[Dataset excerpt]
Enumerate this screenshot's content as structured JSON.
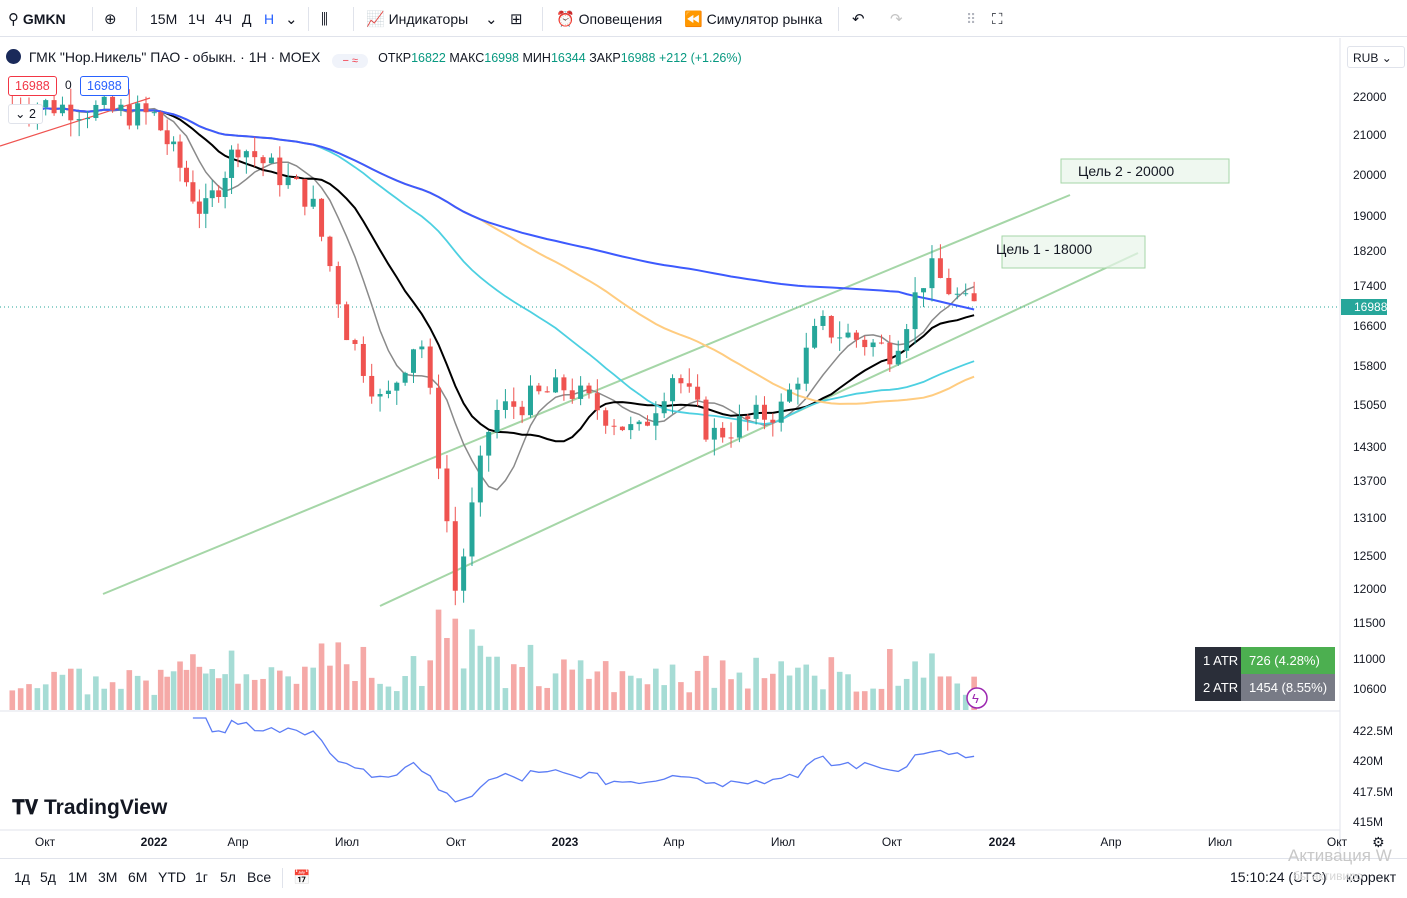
{
  "toolbar": {
    "symbol": "GMKN",
    "intervals": [
      "15М",
      "1Ч",
      "4Ч",
      "Д",
      "Н"
    ],
    "indicators": "Индикаторы",
    "alerts": "Оповещения",
    "replay": "Симулятор рынка"
  },
  "legend": {
    "title": "ГМК \"Нор.Никель\" ПАО - обыкн. · 1Н · MOEX",
    "open_label": "ОТКР",
    "open": "16822",
    "high_label": "МАКС",
    "high": "16998",
    "low_label": "МИН",
    "low": "16344",
    "close_label": "ЗАКР",
    "close": "16988",
    "change": "+212 (+1.26%)",
    "sell_price": "16988",
    "spread": "0",
    "buy_price": "16988",
    "lots": "2"
  },
  "currency": "RUB",
  "price_tag": "16988",
  "targets": {
    "target1": "Цель 1 - 18000",
    "target2": "Цель 2 - 20000"
  },
  "atr": [
    {
      "label": "1 ATR",
      "value": "726 (4.28%)",
      "color": "#4caf50"
    },
    {
      "label": "2 ATR",
      "value": "1454 (8.55%)",
      "color": "#787b86"
    }
  ],
  "logo": "TradingView",
  "bottombar": {
    "ranges": [
      "1д",
      "5д",
      "1М",
      "3М",
      "6М",
      "YTD",
      "1г",
      "5л",
      "Все"
    ],
    "time": "15:10:24 (UTC)",
    "adjust": "коррект",
    "watermark": "Активация W",
    "watermark_sub": "бы активиро"
  },
  "colors": {
    "up": "#26a69a",
    "down": "#ef5350",
    "ma_black": "#000000",
    "ma_gray": "#8a8a8a",
    "ma_teal": "#4dd0e1",
    "ma_orange": "#ffcc80",
    "ma_blue": "#3d5afe",
    "channel": "#a5d6a7",
    "indicator": "#5b7cf5"
  },
  "chart_data": {
    "type": "candlestick",
    "y_ticks": [
      "22000",
      "21000",
      "20000",
      "19000",
      "18200",
      "17400",
      "16600",
      "15800",
      "15050",
      "14300",
      "13700",
      "13100",
      "12500",
      "12000",
      "11500",
      "11000",
      "10600"
    ],
    "x_ticks": [
      "Окт",
      "2022",
      "Апр",
      "Июл",
      "Окт",
      "2023",
      "Апр",
      "Июл",
      "Окт",
      "2024",
      "Апр",
      "Июл",
      "Окт"
    ],
    "indicator_ticks": [
      "422.5M",
      "420M",
      "417.5M",
      "415M"
    ],
    "close_path": [
      {
        "date": "2021-10",
        "close": 21800
      },
      {
        "date": "2022-01",
        "close": 21500
      },
      {
        "date": "2022-02-24",
        "close": 19000
      },
      {
        "date": "2022-04",
        "close": 20800
      },
      {
        "date": "2022-06",
        "close": 19400
      },
      {
        "date": "2022-07",
        "close": 16500
      },
      {
        "date": "2022-08",
        "close": 15000
      },
      {
        "date": "2022-09",
        "close": 16500
      },
      {
        "date": "2022-10-01",
        "close": 11900
      },
      {
        "date": "2022-11",
        "close": 14900
      },
      {
        "date": "2023-01",
        "close": 15400
      },
      {
        "date": "2023-03",
        "close": 14500
      },
      {
        "date": "2023-04",
        "close": 15700
      },
      {
        "date": "2023-05",
        "close": 14500
      },
      {
        "date": "2023-07",
        "close": 15000
      },
      {
        "date": "2023-08",
        "close": 16600
      },
      {
        "date": "2023-10",
        "close": 16100
      },
      {
        "date": "2023-11",
        "close": 17800
      },
      {
        "date": "2023-12",
        "close": 16988
      }
    ]
  }
}
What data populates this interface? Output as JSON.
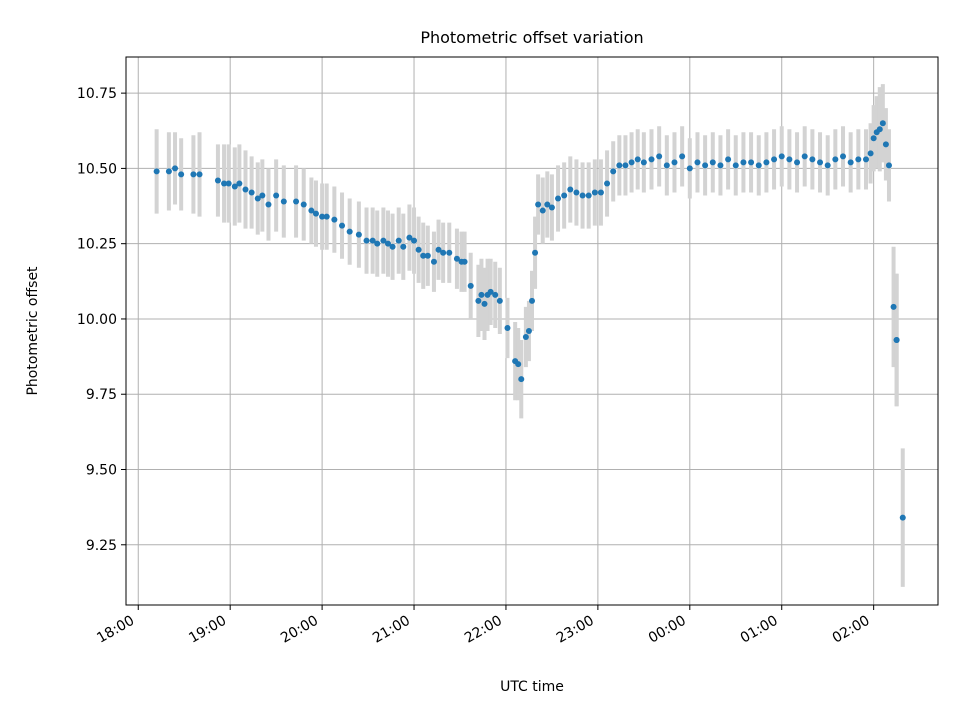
{
  "chart_data": {
    "type": "scatter",
    "title": "Photometric offset variation",
    "xlabel": "UTC time",
    "ylabel": "Photometric offset",
    "x_ticks": [
      "18:00",
      "19:00",
      "20:00",
      "21:00",
      "22:00",
      "23:00",
      "00:00",
      "01:00",
      "02:00"
    ],
    "y_ticks": [
      "9.25",
      "9.50",
      "9.75",
      "10.00",
      "10.25",
      "10.50",
      "10.75"
    ],
    "xlim": [
      "17:52",
      "02:42"
    ],
    "ylim": [
      9.05,
      10.87
    ],
    "grid": true,
    "errorbar_color": "#d3d3d3",
    "point_color": "#1f77b4",
    "x": [
      "18:12",
      "18:20",
      "18:24",
      "18:28",
      "18:36",
      "18:40",
      "18:52",
      "18:56",
      "18:59",
      "19:03",
      "19:06",
      "19:10",
      "19:14",
      "19:18",
      "19:21",
      "19:25",
      "19:30",
      "19:35",
      "19:43",
      "19:48",
      "19:53",
      "19:56",
      "20:00",
      "20:03",
      "20:08",
      "20:13",
      "20:18",
      "20:24",
      "20:29",
      "20:33",
      "20:36",
      "20:40",
      "20:43",
      "20:46",
      "20:50",
      "20:53",
      "20:57",
      "21:00",
      "21:03",
      "21:06",
      "21:09",
      "21:13",
      "21:16",
      "21:19",
      "21:23",
      "21:28",
      "21:31",
      "21:33",
      "21:37",
      "21:42",
      "21:44",
      "21:46",
      "21:48",
      "21:50",
      "21:53",
      "21:56",
      "22:01",
      "22:06",
      "22:08",
      "22:10",
      "22:13",
      "22:15",
      "22:17",
      "22:19",
      "22:21",
      "22:24",
      "22:27",
      "22:30",
      "22:34",
      "22:38",
      "22:42",
      "22:46",
      "22:50",
      "22:54",
      "22:58",
      "23:02",
      "23:06",
      "23:10",
      "23:14",
      "23:18",
      "23:22",
      "23:26",
      "23:30",
      "23:35",
      "23:40",
      "23:45",
      "23:50",
      "23:55",
      "00:00",
      "00:05",
      "00:10",
      "00:15",
      "00:20",
      "00:25",
      "00:30",
      "00:35",
      "00:40",
      "00:45",
      "00:50",
      "00:55",
      "01:00",
      "01:05",
      "01:10",
      "01:15",
      "01:20",
      "01:25",
      "01:30",
      "01:35",
      "01:40",
      "01:45",
      "01:50",
      "01:55",
      "01:58",
      "02:00",
      "02:02",
      "02:04",
      "02:06",
      "02:08",
      "02:10",
      "02:13",
      "02:15",
      "02:15",
      "02:19"
    ],
    "y": [
      10.49,
      10.49,
      10.5,
      10.48,
      10.48,
      10.48,
      10.46,
      10.45,
      10.45,
      10.44,
      10.45,
      10.43,
      10.42,
      10.4,
      10.41,
      10.38,
      10.41,
      10.39,
      10.39,
      10.38,
      10.36,
      10.35,
      10.34,
      10.34,
      10.33,
      10.31,
      10.29,
      10.28,
      10.26,
      10.26,
      10.25,
      10.26,
      10.25,
      10.24,
      10.26,
      10.24,
      10.27,
      10.26,
      10.23,
      10.21,
      10.21,
      10.19,
      10.23,
      10.22,
      10.22,
      10.2,
      10.19,
      10.19,
      10.11,
      10.06,
      10.08,
      10.05,
      10.08,
      10.09,
      10.08,
      10.06,
      9.97,
      9.86,
      9.85,
      9.8,
      9.94,
      9.96,
      10.06,
      10.22,
      10.38,
      10.36,
      10.38,
      10.37,
      10.4,
      10.41,
      10.43,
      10.42,
      10.41,
      10.41,
      10.42,
      10.42,
      10.45,
      10.49,
      10.51,
      10.51,
      10.52,
      10.53,
      10.52,
      10.53,
      10.54,
      10.51,
      10.52,
      10.54,
      10.5,
      10.52,
      10.51,
      10.52,
      10.51,
      10.53,
      10.51,
      10.52,
      10.52,
      10.51,
      10.52,
      10.53,
      10.54,
      10.53,
      10.52,
      10.54,
      10.53,
      10.52,
      10.51,
      10.53,
      10.54,
      10.52,
      10.53,
      10.53,
      10.55,
      10.6,
      10.62,
      10.63,
      10.65,
      10.58,
      10.51,
      10.04,
      9.93,
      9.93,
      9.34
    ],
    "yerr": [
      0.14,
      0.13,
      0.12,
      0.12,
      0.13,
      0.14,
      0.12,
      0.13,
      0.13,
      0.13,
      0.13,
      0.13,
      0.12,
      0.12,
      0.12,
      0.12,
      0.12,
      0.12,
      0.12,
      0.12,
      0.11,
      0.11,
      0.11,
      0.11,
      0.11,
      0.11,
      0.11,
      0.11,
      0.11,
      0.11,
      0.11,
      0.11,
      0.11,
      0.11,
      0.11,
      0.11,
      0.11,
      0.11,
      0.11,
      0.11,
      0.1,
      0.1,
      0.1,
      0.1,
      0.1,
      0.1,
      0.1,
      0.1,
      0.11,
      0.12,
      0.12,
      0.12,
      0.12,
      0.11,
      0.11,
      0.11,
      0.1,
      0.13,
      0.12,
      0.13,
      0.1,
      0.1,
      0.1,
      0.12,
      0.1,
      0.11,
      0.11,
      0.11,
      0.11,
      0.11,
      0.11,
      0.11,
      0.11,
      0.11,
      0.11,
      0.11,
      0.11,
      0.1,
      0.1,
      0.1,
      0.1,
      0.1,
      0.1,
      0.1,
      0.1,
      0.1,
      0.1,
      0.1,
      0.1,
      0.1,
      0.1,
      0.1,
      0.1,
      0.1,
      0.1,
      0.1,
      0.1,
      0.1,
      0.1,
      0.1,
      0.1,
      0.1,
      0.1,
      0.1,
      0.1,
      0.1,
      0.1,
      0.1,
      0.1,
      0.1,
      0.1,
      0.1,
      0.1,
      0.11,
      0.12,
      0.14,
      0.13,
      0.12,
      0.12,
      0.2,
      0.22,
      0.22,
      0.23
    ]
  }
}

WORK TO COMPLETE:
Search the data for the string "JSON". List each line that has it.

THE REPLY:
Enumerate this screenshot's content as structured JSON.
What data populates this interface? Output as JSON.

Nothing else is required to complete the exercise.